Collection entries
··········

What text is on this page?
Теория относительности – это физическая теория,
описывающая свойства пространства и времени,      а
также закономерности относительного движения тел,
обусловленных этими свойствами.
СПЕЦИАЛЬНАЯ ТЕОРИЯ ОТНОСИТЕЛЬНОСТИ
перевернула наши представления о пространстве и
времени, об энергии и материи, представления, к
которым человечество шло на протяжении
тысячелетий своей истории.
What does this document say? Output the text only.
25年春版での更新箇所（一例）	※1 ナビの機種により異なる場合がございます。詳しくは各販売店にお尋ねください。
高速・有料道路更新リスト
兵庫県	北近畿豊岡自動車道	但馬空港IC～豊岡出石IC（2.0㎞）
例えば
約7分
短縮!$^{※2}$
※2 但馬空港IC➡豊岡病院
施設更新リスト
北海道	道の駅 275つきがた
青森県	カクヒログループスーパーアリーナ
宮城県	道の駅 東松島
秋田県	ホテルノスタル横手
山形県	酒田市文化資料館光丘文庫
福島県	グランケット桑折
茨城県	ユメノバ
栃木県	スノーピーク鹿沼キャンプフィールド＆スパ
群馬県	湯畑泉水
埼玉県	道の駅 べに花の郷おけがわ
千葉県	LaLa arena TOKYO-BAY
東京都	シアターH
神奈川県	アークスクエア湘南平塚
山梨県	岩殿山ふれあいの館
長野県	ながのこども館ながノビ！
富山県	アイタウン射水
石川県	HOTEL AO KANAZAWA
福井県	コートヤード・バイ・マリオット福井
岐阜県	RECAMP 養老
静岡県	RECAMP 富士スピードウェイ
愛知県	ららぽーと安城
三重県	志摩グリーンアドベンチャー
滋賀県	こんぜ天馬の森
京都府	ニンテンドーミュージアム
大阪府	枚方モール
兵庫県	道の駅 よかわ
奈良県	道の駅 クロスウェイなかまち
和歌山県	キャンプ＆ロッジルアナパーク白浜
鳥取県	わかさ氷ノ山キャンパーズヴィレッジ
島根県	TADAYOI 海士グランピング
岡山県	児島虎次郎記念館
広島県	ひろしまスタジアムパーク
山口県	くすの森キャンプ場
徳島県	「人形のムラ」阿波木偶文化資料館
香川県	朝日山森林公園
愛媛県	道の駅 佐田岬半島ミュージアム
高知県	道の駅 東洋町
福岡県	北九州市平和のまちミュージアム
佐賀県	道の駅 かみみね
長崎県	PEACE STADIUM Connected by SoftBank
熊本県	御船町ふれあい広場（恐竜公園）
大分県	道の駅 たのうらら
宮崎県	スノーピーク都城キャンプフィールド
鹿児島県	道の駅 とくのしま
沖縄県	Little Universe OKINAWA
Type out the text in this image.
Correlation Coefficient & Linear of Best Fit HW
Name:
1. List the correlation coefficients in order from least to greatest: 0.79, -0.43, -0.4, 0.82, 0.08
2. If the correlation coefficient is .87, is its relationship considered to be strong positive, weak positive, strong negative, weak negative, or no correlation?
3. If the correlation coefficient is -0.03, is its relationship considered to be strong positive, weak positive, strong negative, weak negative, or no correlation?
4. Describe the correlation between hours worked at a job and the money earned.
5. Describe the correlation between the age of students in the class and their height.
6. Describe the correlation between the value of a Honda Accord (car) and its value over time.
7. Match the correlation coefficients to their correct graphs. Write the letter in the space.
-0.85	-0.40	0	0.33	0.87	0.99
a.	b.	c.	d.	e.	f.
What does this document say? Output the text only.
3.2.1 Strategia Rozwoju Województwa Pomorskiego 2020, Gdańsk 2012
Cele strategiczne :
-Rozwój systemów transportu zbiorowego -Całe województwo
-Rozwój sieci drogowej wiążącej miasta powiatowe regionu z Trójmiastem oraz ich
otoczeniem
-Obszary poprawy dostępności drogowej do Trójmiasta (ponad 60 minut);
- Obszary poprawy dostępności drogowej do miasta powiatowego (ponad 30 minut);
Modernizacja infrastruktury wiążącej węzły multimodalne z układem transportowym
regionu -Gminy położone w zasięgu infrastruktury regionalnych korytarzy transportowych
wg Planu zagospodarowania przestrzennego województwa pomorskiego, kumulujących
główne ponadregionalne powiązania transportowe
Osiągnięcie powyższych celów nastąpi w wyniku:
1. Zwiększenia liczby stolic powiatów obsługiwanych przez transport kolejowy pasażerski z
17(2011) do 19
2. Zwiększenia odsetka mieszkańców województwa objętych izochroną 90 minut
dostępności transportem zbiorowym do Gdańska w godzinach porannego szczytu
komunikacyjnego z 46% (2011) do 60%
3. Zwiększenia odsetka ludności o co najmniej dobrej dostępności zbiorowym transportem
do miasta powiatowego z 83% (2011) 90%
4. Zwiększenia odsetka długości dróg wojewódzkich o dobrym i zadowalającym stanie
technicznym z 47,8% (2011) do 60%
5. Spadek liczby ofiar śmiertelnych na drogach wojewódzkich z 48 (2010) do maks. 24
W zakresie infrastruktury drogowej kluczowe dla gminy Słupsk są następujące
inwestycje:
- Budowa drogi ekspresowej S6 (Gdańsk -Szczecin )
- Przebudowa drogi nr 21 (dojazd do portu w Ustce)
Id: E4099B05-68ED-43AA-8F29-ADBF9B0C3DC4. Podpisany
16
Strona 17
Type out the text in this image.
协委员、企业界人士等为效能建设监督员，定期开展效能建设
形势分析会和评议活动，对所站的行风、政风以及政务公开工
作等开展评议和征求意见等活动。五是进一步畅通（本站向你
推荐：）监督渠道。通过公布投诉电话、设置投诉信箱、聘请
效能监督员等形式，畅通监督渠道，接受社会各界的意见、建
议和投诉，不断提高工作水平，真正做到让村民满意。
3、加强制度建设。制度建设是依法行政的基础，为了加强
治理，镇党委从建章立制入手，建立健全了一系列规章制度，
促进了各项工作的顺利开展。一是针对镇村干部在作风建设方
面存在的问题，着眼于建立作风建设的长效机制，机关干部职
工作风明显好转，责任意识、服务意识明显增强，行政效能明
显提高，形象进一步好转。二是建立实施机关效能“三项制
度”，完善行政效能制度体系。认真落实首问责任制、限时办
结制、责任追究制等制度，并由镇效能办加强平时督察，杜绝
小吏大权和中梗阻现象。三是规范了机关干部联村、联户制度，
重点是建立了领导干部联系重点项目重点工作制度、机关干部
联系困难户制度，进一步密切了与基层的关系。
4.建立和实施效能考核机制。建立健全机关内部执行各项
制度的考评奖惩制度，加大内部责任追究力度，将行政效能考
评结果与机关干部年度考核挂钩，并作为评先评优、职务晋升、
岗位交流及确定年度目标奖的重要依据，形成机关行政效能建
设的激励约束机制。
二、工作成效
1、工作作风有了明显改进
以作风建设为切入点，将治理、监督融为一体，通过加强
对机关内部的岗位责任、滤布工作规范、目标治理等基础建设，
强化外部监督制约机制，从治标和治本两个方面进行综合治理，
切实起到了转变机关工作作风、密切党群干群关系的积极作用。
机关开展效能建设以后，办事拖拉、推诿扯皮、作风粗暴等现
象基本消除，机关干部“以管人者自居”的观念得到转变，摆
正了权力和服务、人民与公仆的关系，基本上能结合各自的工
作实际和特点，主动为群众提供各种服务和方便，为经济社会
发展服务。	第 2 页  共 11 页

··········

PROBLEM STATEMENT: Extract the listing in its entirety and repeat it exactly.

SOLUTION:
What text is on this page?
Теория относительности – это физическая теория,
описывающая свойства пространства и времени,      а
также закономерности относительного движения тел,
обусловленных этими свойствами.
СПЕЦИАЛЬНАЯ ТЕОРИЯ ОТНОСИТЕЛЬНОСТИ
перевернула наши представления о пространстве и
времени, об энергии и материи, представления, к
которым человечество шло на протяжении
тысячелетий своей истории.
What does this document say? Output the text only.
25年春版での更新箇所（一例）	※1 ナビの機種により異なる場合がございます。詳しくは各販売店にお尋ねください。
高速・有料道路更新リスト
兵庫県	北近畿豊岡自動車道	但馬空港IC～豊岡出石IC（2.0㎞）
例えば
約7分
短縮!$^{※2}$
※2 但馬空港IC➡豊岡病院
施設更新リスト
北海道	道の駅 275つきがた
青森県	カクヒログループスーパーアリーナ
宮城県	道の駅 東松島
秋田県	ホテルノスタル横手
山形県	酒田市文化資料館光丘文庫
福島県	グランケット桑折
茨城県	ユメノバ
栃木県	スノーピーク鹿沼キャンプフィールド＆スパ
群馬県	湯畑泉水
埼玉県	道の駅 べに花の郷おけがわ
千葉県	LaLa arena TOKYO-BAY
東京都	シアターH
神奈川県	アークスクエア湘南平塚
山梨県	岩殿山ふれあいの館
長野県	ながのこども館ながノビ！
富山県	アイタウン射水
石川県	HOTEL AO KANAZAWA
福井県	コートヤード・バイ・マリオット福井
岐阜県	RECAMP 養老
静岡県	RECAMP 富士スピードウェイ
愛知県	ららぽーと安城
三重県	志摩グリーンアドベンチャー
滋賀県	こんぜ天馬の森
京都府	ニンテンドーミュージアム
大阪府	枚方モール
兵庫県	道の駅 よかわ
奈良県	道の駅 クロスウェイなかまち
和歌山県	キャンプ＆ロッジルアナパーク白浜
鳥取県	わかさ氷ノ山キャンパーズヴィレッジ
島根県	TADAYOI 海士グランピング
岡山県	児島虎次郎記念館
広島県	ひろしまスタジアムパーク
山口県	くすの森キャンプ場
徳島県	「人形のムラ」阿波木偶文化資料館
香川県	朝日山森林公園
愛媛県	道の駅 佐田岬半島ミュージアム
高知県	道の駅 東洋町
福岡県	北九州市平和のまちミュージアム
佐賀県	道の駅 かみみね
長崎県	PEACE STADIUM Connected by SoftBank
熊本県	御船町ふれあい広場（恐竜公園）
大分県	道の駅 たのうらら
宮崎県	スノーピーク都城キャンプフィールド
鹿児島県	道の駅 とくのしま
沖縄県	Little Universe OKINAWA
Type out the text in this image.
Correlation Coefficient & Linear of Best Fit HW
Name:
1. List the correlation coefficients in order from least to greatest: 0.79, -0.43, -0.4, 0.82, 0.08
2. If the correlation coefficient is .87, is its relationship considered to be strong positive, weak positive, strong negative, weak negative, or no correlation?
3. If the correlation coefficient is -0.03, is its relationship considered to be strong positive, weak positive, strong negative, weak negative, or no correlation?
4. Describe the correlation between hours worked at a job and the money earned.
5. Describe the correlation between the age of students in the class and their height.
6. Describe the correlation between the value of a Honda Accord (car) and its value over time.
7. Match the correlation coefficients to their correct graphs. Write the letter in the space.
-0.85	-0.40	0	0.33	0.87	0.99
a.	b.	c.	d.	e.	f.
What does this document say? Output the text only.
3.2.1 Strategia Rozwoju Województwa Pomorskiego 2020, Gdańsk 2012
Cele strategiczne :
-Rozwój systemów transportu zbiorowego -Całe województwo
-Rozwój sieci drogowej wiążącej miasta powiatowe regionu z Trójmiastem oraz ich
otoczeniem
-Obszary poprawy dostępności drogowej do Trójmiasta (ponad 60 minut);
- Obszary poprawy dostępności drogowej do miasta powiatowego (ponad 30 minut);
Modernizacja infrastruktury wiążącej węzły multimodalne z układem transportowym
regionu -Gminy położone w zasięgu infrastruktury regionalnych korytarzy transportowych
wg Planu zagospodarowania przestrzennego województwa pomorskiego, kumulujących
główne ponadregionalne powiązania transportowe
Osiągnięcie powyższych celów nastąpi w wyniku:
1. Zwiększenia liczby stolic powiatów obsługiwanych przez transport kolejowy pasażerski z
17(2011) do 19
2. Zwiększenia odsetka mieszkańców województwa objętych izochroną 90 minut
dostępności transportem zbiorowym do Gdańska w godzinach porannego szczytu
komunikacyjnego z 46% (2011) do 60%
3. Zwiększenia odsetka ludności o co najmniej dobrej dostępności zbiorowym transportem
do miasta powiatowego z 83% (2011) 90%
4. Zwiększenia odsetka długości dróg wojewódzkich o dobrym i zadowalającym stanie
technicznym z 47,8% (2011) do 60%
5. Spadek liczby ofiar śmiertelnych na drogach wojewódzkich z 48 (2010) do maks. 24
W zakresie infrastruktury drogowej kluczowe dla gminy Słupsk są następujące
inwestycje:
- Budowa drogi ekspresowej S6 (Gdańsk -Szczecin )
- Przebudowa drogi nr 21 (dojazd do portu w Ustce)
Id: E4099B05-68ED-43AA-8F29-ADBF9B0C3DC4. Podpisany
16
Strona 17
Type out the text in this image.
协委员、企业界人士等为效能建设监督员，定期开展效能建设
形势分析会和评议活动，对所站的行风、政风以及政务公开工
作等开展评议和征求意见等活动。五是进一步畅通（本站向你
推荐：）监督渠道。通过公布投诉电话、设置投诉信箱、聘请
效能监督员等形式，畅通监督渠道，接受社会各界的意见、建
议和投诉，不断提高工作水平，真正做到让村民满意。
3、加强制度建设。制度建设是依法行政的基础，为了加强
治理，镇党委从建章立制入手，建立健全了一系列规章制度，
促进了各项工作的顺利开展。一是针对镇村干部在作风建设方
面存在的问题，着眼于建立作风建设的长效机制，机关干部职
工作风明显好转，责任意识、服务意识明显增强，行政效能明
显提高，形象进一步好转。二是建立实施机关效能“三项制
度”，完善行政效能制度体系。认真落实首问责任制、限时办
结制、责任追究制等制度，并由镇效能办加强平时督察，杜绝
小吏大权和中梗阻现象。三是规范了机关干部联村、联户制度，
重点是建立了领导干部联系重点项目重点工作制度、机关干部
联系困难户制度，进一步密切了与基层的关系。
4.建立和实施效能考核机制。建立健全机关内部执行各项
制度的考评奖惩制度，加大内部责任追究力度，将行政效能考
评结果与机关干部年度考核挂钩，并作为评先评优、职务晋升、
岗位交流及确定年度目标奖的重要依据，形成机关行政效能建
设的激励约束机制。
二、工作成效
1、工作作风有了明显改进
以作风建设为切入点，将治理、监督融为一体，通过加强
对机关内部的岗位责任、滤布工作规范、目标治理等基础建设，
强化外部监督制约机制，从治标和治本两个方面进行综合治理，
切实起到了转变机关工作作风、密切党群干群关系的积极作用。
机关开展效能建设以后，办事拖拉、推诿扯皮、作风粗暴等现
象基本消除，机关干部“以管人者自居”的观念得到转变，摆
正了权力和服务、人民与公仆的关系，基本上能结合各自的工
作实际和特点，主动为群众提供各种服务和方便，为经济社会
发展服务。	第 2 页  共 11 页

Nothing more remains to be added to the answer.